- Exercise objective -
Write out the material again word for word, dropping any images it holds.

Entries taken from a collection
• • • •

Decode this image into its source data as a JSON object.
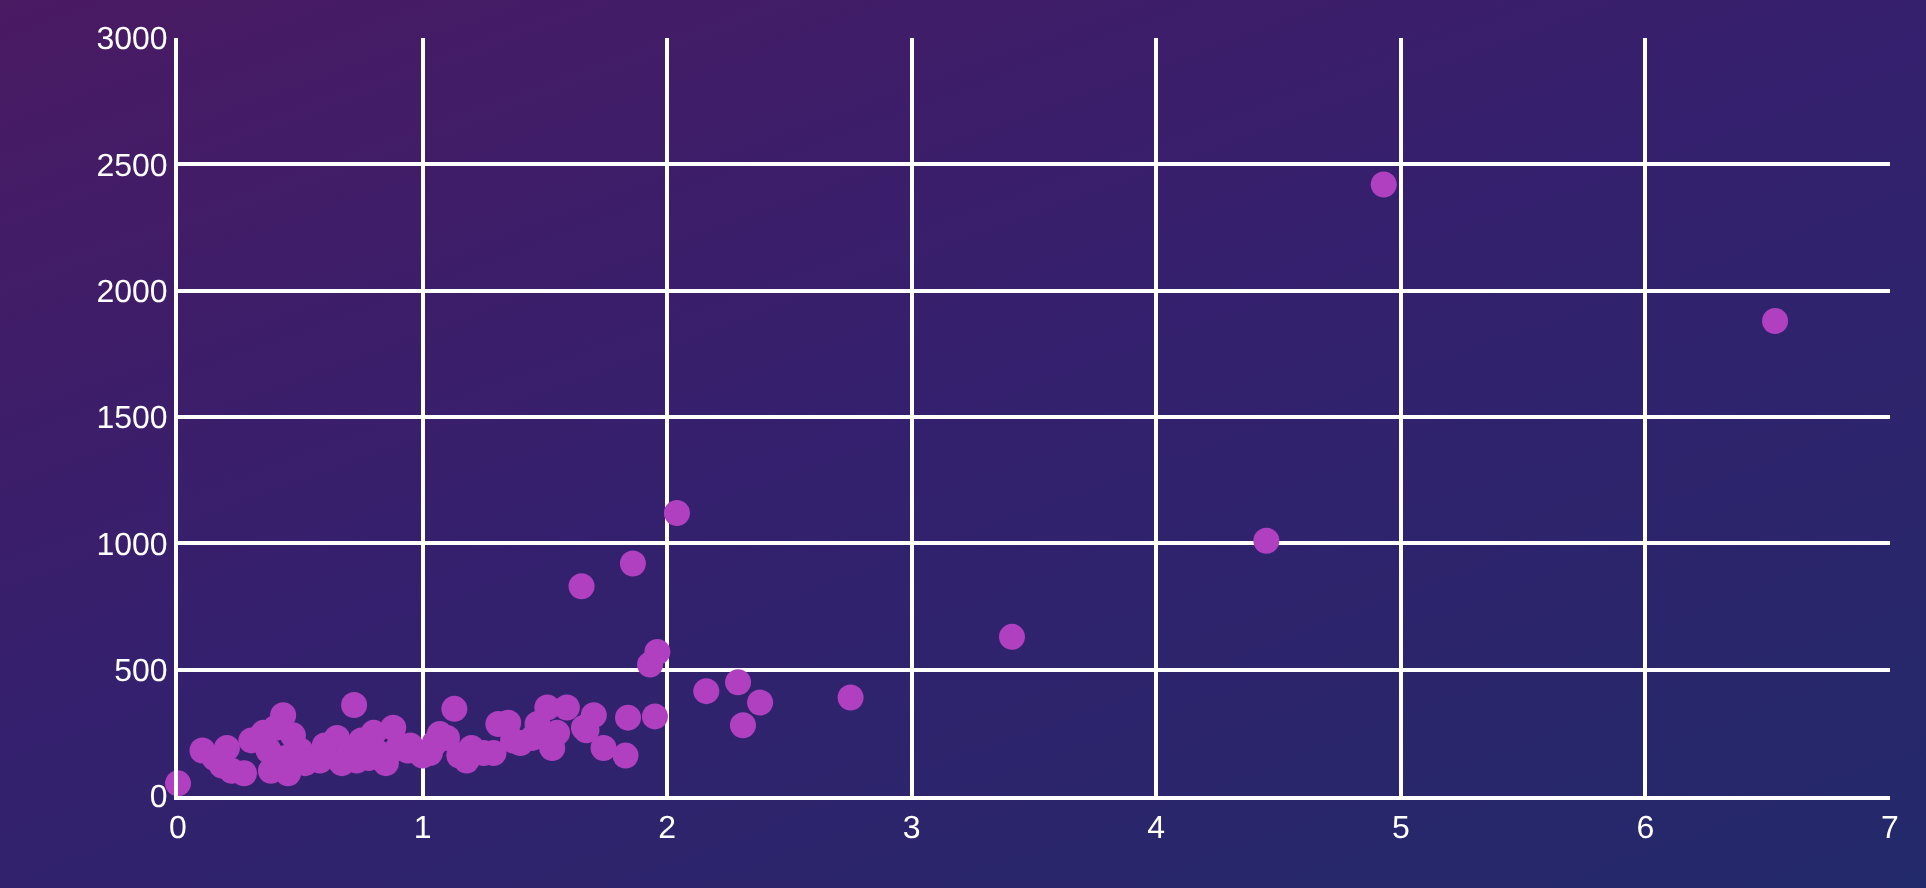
{
  "chart_data": {
    "type": "scatter",
    "marker": "circle",
    "grid": true,
    "xlim": [
      0,
      7
    ],
    "ylim": [
      0,
      3000
    ],
    "xticks": [
      0,
      1,
      2,
      3,
      4,
      5,
      6,
      7
    ],
    "yticks": [
      0,
      500,
      1000,
      1500,
      2000,
      2500,
      3000
    ],
    "series": [
      {
        "color": "#b040c0",
        "x": [
          0,
          0.1,
          0.15,
          0.18,
          0.2,
          0.22,
          0.27,
          0.3,
          0.35,
          0.37,
          0.38,
          0.4,
          0.43,
          0.44,
          0.45,
          0.47,
          0.5,
          0.52,
          0.58,
          0.6,
          0.65,
          0.67,
          0.7,
          0.72,
          0.73,
          0.75,
          0.78,
          0.8,
          0.82,
          0.85,
          0.88,
          0.9,
          0.94,
          0.95,
          1.0,
          1.03,
          1.05,
          1.07,
          1.1,
          1.13,
          1.15,
          1.18,
          1.2,
          1.25,
          1.29,
          1.31,
          1.35,
          1.37,
          1.4,
          1.45,
          1.47,
          1.51,
          1.53,
          1.55,
          1.59,
          1.65,
          1.66,
          1.67,
          1.7,
          1.74,
          1.83,
          1.84,
          1.86,
          1.93,
          1.95,
          1.96,
          2.04,
          2.16,
          2.29,
          2.31,
          2.38,
          2.75,
          3.41,
          4.45,
          4.93,
          6.53
        ],
        "values": [
          50,
          180,
          150,
          120,
          190,
          100,
          90,
          220,
          250,
          180,
          100,
          270,
          320,
          150,
          90,
          240,
          180,
          130,
          140,
          200,
          230,
          130,
          180,
          360,
          140,
          220,
          150,
          250,
          170,
          130,
          270,
          190,
          180,
          200,
          160,
          170,
          210,
          245,
          230,
          345,
          160,
          140,
          190,
          170,
          170,
          285,
          290,
          220,
          210,
          230,
          285,
          350,
          190,
          250,
          350,
          830,
          270,
          260,
          320,
          190,
          160,
          310,
          920,
          520,
          315,
          570,
          1120,
          415,
          450,
          280,
          370,
          390,
          630,
          1010,
          2420,
          1880
        ]
      }
    ]
  }
}
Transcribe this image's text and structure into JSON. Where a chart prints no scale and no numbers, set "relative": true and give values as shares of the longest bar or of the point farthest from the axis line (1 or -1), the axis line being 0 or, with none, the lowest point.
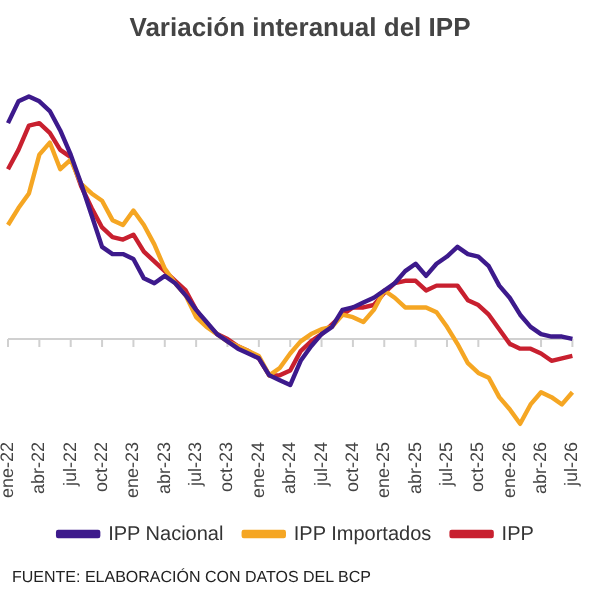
{
  "chart_data": {
    "type": "line",
    "title": "Variación interanual del IPP",
    "relative": true,
    "legend": "bottom",
    "marker": "none",
    "line_style": "solid",
    "grid": false,
    "categories": [
      "ene-22",
      null,
      null,
      "abr-22",
      null,
      null,
      "jul-22",
      null,
      null,
      "oct-22",
      null,
      null,
      "ene-23",
      null,
      null,
      "abr-23",
      null,
      null,
      "jul-23",
      null,
      null,
      "oct-23",
      null,
      null,
      "ene-24",
      null,
      null,
      "abr-24",
      null,
      null,
      "jul-24",
      null,
      null,
      "oct-24",
      null,
      null,
      "ene-25",
      null,
      null,
      "abr-25",
      null,
      null,
      "jul-25",
      null,
      null,
      "oct-25",
      null,
      null,
      "ene-26",
      null,
      null,
      "abr-26",
      null,
      null,
      "jul-26"
    ],
    "series": [
      {
        "name": "IPP Nacional",
        "color": "#3d1a8c",
        "values": [
          0.89,
          0.98,
          1,
          0.98,
          0.94,
          0.86,
          0.76,
          0.64,
          0.51,
          0.38,
          0.35,
          0.35,
          0.33,
          0.25,
          0.23,
          0.26,
          0.23,
          0.18,
          0.12,
          0.07,
          0.02,
          -0.01,
          -0.04,
          -0.06,
          -0.08,
          -0.15,
          -0.17,
          -0.19,
          -0.09,
          -0.03,
          0.02,
          0.05,
          0.12,
          0.13,
          0.15,
          0.17,
          0.2,
          0.23,
          0.28,
          0.31,
          0.26,
          0.31,
          0.34,
          0.38,
          0.35,
          0.34,
          0.3,
          0.22,
          0.17,
          0.1,
          0.05,
          0.02,
          0.01,
          0.01,
          0
        ]
      },
      {
        "name": "IPP Importados",
        "color": "#f5a623",
        "values": [
          0.47,
          0.54,
          0.6,
          0.76,
          0.81,
          0.7,
          0.74,
          0.64,
          0.6,
          0.57,
          0.49,
          0.47,
          0.53,
          0.47,
          0.39,
          0.29,
          0.23,
          0.18,
          0.09,
          0.05,
          0.02,
          -0.01,
          -0.03,
          -0.05,
          -0.07,
          -0.15,
          -0.12,
          -0.06,
          -0.01,
          0.02,
          0.04,
          0.05,
          0.1,
          0.09,
          0.07,
          0.12,
          0.2,
          0.17,
          0.13,
          0.13,
          0.13,
          0.11,
          0.05,
          -0.02,
          -0.1,
          -0.14,
          -0.16,
          -0.24,
          -0.29,
          -0.35,
          -0.27,
          -0.22,
          -0.24,
          -0.27,
          -0.22
        ]
      },
      {
        "name": "IPP",
        "color": "#c8202f",
        "values": [
          0.7,
          0.78,
          0.88,
          0.89,
          0.85,
          0.78,
          0.75,
          0.63,
          0.54,
          0.46,
          0.42,
          0.41,
          0.43,
          0.36,
          0.32,
          0.28,
          0.24,
          0.2,
          0.12,
          0.06,
          0.02,
          0,
          -0.03,
          -0.05,
          -0.08,
          -0.15,
          -0.15,
          -0.13,
          -0.05,
          -0.01,
          0.02,
          0.06,
          0.1,
          0.13,
          0.13,
          0.14,
          0.19,
          0.23,
          0.24,
          0.24,
          0.2,
          0.22,
          0.22,
          0.22,
          0.16,
          0.14,
          0.1,
          0.04,
          -0.02,
          -0.04,
          -0.04,
          -0.06,
          -0.09,
          -0.08,
          -0.07
        ]
      }
    ],
    "annotations": [
      "FUENTE: ELABORACIÓN CON DATOS DEL BCP"
    ]
  }
}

• • • •

- Output -
Decode this image into its source data as a JSON object.
{
  "chart_data": {
    "type": "scatter",
    "marker": "circle",
    "grid": true,
    "xlim": [
      0,
      7
    ],
    "ylim": [
      0,
      3000
    ],
    "xticks": [
      0,
      1,
      2,
      3,
      4,
      5,
      6,
      7
    ],
    "yticks": [
      0,
      500,
      1000,
      1500,
      2000,
      2500,
      3000
    ],
    "series": [
      {
        "color": "#b040c0",
        "x": [
          0,
          0.1,
          0.15,
          0.18,
          0.2,
          0.22,
          0.27,
          0.3,
          0.35,
          0.37,
          0.38,
          0.4,
          0.43,
          0.44,
          0.45,
          0.47,
          0.5,
          0.52,
          0.58,
          0.6,
          0.65,
          0.67,
          0.7,
          0.72,
          0.73,
          0.75,
          0.78,
          0.8,
          0.82,
          0.85,
          0.88,
          0.9,
          0.94,
          0.95,
          1.0,
          1.03,
          1.05,
          1.07,
          1.1,
          1.13,
          1.15,
          1.18,
          1.2,
          1.25,
          1.29,
          1.31,
          1.35,
          1.37,
          1.4,
          1.45,
          1.47,
          1.51,
          1.53,
          1.55,
          1.59,
          1.65,
          1.66,
          1.67,
          1.7,
          1.74,
          1.83,
          1.84,
          1.86,
          1.93,
          1.95,
          1.96,
          2.04,
          2.16,
          2.29,
          2.31,
          2.38,
          2.75,
          3.41,
          4.45,
          4.93,
          6.53
        ],
        "values": [
          50,
          180,
          150,
          120,
          190,
          100,
          90,
          220,
          250,
          180,
          100,
          270,
          320,
          150,
          90,
          240,
          180,
          130,
          140,
          200,
          230,
          130,
          180,
          360,
          140,
          220,
          150,
          250,
          170,
          130,
          270,
          190,
          180,
          200,
          160,
          170,
          210,
          245,
          230,
          345,
          160,
          140,
          190,
          170,
          170,
          285,
          290,
          220,
          210,
          230,
          285,
          350,
          190,
          250,
          350,
          830,
          270,
          260,
          320,
          190,
          160,
          310,
          920,
          520,
          315,
          570,
          1120,
          415,
          450,
          280,
          370,
          390,
          630,
          1010,
          2420,
          1880
        ]
      }
    ]
  }
}
Transcribe this image's text and structure into JSON. Where a chart prints no scale and no numbers, set "relative": true and give values as shares of the longest bar or of the point farthest from the axis line (1 or -1), the axis line being 0 or, with none, the lowest point.
{
  "chart_data": {
    "type": "line",
    "title": "Variación interanual del IPP",
    "relative": true,
    "legend": "bottom",
    "marker": "none",
    "line_style": "solid",
    "grid": false,
    "categories": [
      "ene-22",
      null,
      null,
      "abr-22",
      null,
      null,
      "jul-22",
      null,
      null,
      "oct-22",
      null,
      null,
      "ene-23",
      null,
      null,
      "abr-23",
      null,
      null,
      "jul-23",
      null,
      null,
      "oct-23",
      null,
      null,
      "ene-24",
      null,
      null,
      "abr-24",
      null,
      null,
      "jul-24",
      null,
      null,
      "oct-24",
      null,
      null,
      "ene-25",
      null,
      null,
      "abr-25",
      null,
      null,
      "jul-25",
      null,
      null,
      "oct-25",
      null,
      null,
      "ene-26",
      null,
      null,
      "abr-26",
      null,
      null,
      "jul-26"
    ],
    "series": [
      {
        "name": "IPP Nacional",
        "color": "#3d1a8c",
        "values": [
          0.89,
          0.98,
          1,
          0.98,
          0.94,
          0.86,
          0.76,
          0.64,
          0.51,
          0.38,
          0.35,
          0.35,
          0.33,
          0.25,
          0.23,
          0.26,
          0.23,
          0.18,
          0.12,
          0.07,
          0.02,
          -0.01,
          -0.04,
          -0.06,
          -0.08,
          -0.15,
          -0.17,
          -0.19,
          -0.09,
          -0.03,
          0.02,
          0.05,
          0.12,
          0.13,
          0.15,
          0.17,
          0.2,
          0.23,
          0.28,
          0.31,
          0.26,
          0.31,
          0.34,
          0.38,
          0.35,
          0.34,
          0.3,
          0.22,
          0.17,
          0.1,
          0.05,
          0.02,
          0.01,
          0.01,
          0
        ]
      },
      {
        "name": "IPP Importados",
        "color": "#f5a623",
        "values": [
          0.47,
          0.54,
          0.6,
          0.76,
          0.81,
          0.7,
          0.74,
          0.64,
          0.6,
          0.57,
          0.49,
          0.47,
          0.53,
          0.47,
          0.39,
          0.29,
          0.23,
          0.18,
          0.09,
          0.05,
          0.02,
          -0.01,
          -0.03,
          -0.05,
          -0.07,
          -0.15,
          -0.12,
          -0.06,
          -0.01,
          0.02,
          0.04,
          0.05,
          0.1,
          0.09,
          0.07,
          0.12,
          0.2,
          0.17,
          0.13,
          0.13,
          0.13,
          0.11,
          0.05,
          -0.02,
          -0.1,
          -0.14,
          -0.16,
          -0.24,
          -0.29,
          -0.35,
          -0.27,
          -0.22,
          -0.24,
          -0.27,
          -0.22
        ]
      },
      {
        "name": "IPP",
        "color": "#c8202f",
        "values": [
          0.7,
          0.78,
          0.88,
          0.89,
          0.85,
          0.78,
          0.75,
          0.63,
          0.54,
          0.46,
          0.42,
          0.41,
          0.43,
          0.36,
          0.32,
          0.28,
          0.24,
          0.2,
          0.12,
          0.06,
          0.02,
          0,
          -0.03,
          -0.05,
          -0.08,
          -0.15,
          -0.15,
          -0.13,
          -0.05,
          -0.01,
          0.02,
          0.06,
          0.1,
          0.13,
          0.13,
          0.14,
          0.19,
          0.23,
          0.24,
          0.24,
          0.2,
          0.22,
          0.22,
          0.22,
          0.16,
          0.14,
          0.1,
          0.04,
          -0.02,
          -0.04,
          -0.04,
          -0.06,
          -0.09,
          -0.08,
          -0.07
        ]
      }
    ],
    "annotations": [
      "FUENTE: ELABORACIÓN CON DATOS DEL BCP"
    ]
  }
}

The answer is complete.